**Exercise goal**: Copy every line from the data below in which the string "that" can be found.

**Supplied data**:
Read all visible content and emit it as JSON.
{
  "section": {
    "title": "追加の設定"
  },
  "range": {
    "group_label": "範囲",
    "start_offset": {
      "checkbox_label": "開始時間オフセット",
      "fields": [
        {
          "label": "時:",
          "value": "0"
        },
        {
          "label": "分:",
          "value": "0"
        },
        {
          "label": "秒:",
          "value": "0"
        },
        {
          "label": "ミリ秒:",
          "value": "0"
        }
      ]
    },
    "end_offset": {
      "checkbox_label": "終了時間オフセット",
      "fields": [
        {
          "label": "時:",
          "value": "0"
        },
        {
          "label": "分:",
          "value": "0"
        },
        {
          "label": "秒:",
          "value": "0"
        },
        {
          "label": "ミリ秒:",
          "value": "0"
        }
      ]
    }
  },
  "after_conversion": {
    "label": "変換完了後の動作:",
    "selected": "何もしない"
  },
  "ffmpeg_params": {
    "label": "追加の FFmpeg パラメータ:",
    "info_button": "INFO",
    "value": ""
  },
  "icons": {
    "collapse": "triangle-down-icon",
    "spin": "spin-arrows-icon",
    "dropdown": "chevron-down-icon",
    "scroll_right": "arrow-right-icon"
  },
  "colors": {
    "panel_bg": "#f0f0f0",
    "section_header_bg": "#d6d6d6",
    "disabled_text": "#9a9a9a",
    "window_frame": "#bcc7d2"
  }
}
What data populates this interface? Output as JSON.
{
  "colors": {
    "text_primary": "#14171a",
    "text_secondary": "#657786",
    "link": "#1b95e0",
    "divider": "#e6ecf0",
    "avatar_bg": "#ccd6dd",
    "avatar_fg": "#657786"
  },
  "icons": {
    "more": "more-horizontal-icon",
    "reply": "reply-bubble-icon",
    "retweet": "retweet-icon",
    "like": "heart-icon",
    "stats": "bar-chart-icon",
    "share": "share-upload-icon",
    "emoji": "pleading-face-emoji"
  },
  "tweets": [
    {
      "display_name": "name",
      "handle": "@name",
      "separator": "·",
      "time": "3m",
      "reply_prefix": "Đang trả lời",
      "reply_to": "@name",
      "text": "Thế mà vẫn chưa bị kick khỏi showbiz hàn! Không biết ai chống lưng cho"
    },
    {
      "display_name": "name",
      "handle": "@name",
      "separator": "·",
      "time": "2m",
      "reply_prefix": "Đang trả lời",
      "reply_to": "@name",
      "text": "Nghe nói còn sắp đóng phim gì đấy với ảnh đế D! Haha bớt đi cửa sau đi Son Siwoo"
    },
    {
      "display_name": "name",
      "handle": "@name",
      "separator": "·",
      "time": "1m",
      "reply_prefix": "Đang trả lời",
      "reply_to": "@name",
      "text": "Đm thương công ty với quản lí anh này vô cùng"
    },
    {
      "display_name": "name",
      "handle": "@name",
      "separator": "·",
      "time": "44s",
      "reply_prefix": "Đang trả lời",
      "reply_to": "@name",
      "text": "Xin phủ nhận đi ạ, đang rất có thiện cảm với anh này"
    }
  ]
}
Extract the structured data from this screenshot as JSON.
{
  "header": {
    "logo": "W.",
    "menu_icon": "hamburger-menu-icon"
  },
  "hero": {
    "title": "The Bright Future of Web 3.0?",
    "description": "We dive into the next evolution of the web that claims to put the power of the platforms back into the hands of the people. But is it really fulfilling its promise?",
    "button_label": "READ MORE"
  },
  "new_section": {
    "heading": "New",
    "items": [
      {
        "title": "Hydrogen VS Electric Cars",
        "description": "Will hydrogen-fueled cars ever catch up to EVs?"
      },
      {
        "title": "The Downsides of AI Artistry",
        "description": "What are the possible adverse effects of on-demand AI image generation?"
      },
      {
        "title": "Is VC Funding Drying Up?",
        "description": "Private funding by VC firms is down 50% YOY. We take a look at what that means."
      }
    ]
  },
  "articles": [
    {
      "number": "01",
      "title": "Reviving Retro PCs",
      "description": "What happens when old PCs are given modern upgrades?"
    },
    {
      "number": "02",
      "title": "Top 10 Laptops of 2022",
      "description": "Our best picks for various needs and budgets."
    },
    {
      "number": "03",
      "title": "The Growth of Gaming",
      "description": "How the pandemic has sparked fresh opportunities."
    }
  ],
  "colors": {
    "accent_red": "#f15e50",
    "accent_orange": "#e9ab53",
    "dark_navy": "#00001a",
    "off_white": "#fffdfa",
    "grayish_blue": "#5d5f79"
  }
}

**Result**:
    "description": "We dive into the next evolution of the web that claims to put the power of the platforms back into the hands of the people. But is it really fulfilling its promise?",
        "description": "Private funding by VC firms is down 50% YOY. We take a look at what that means."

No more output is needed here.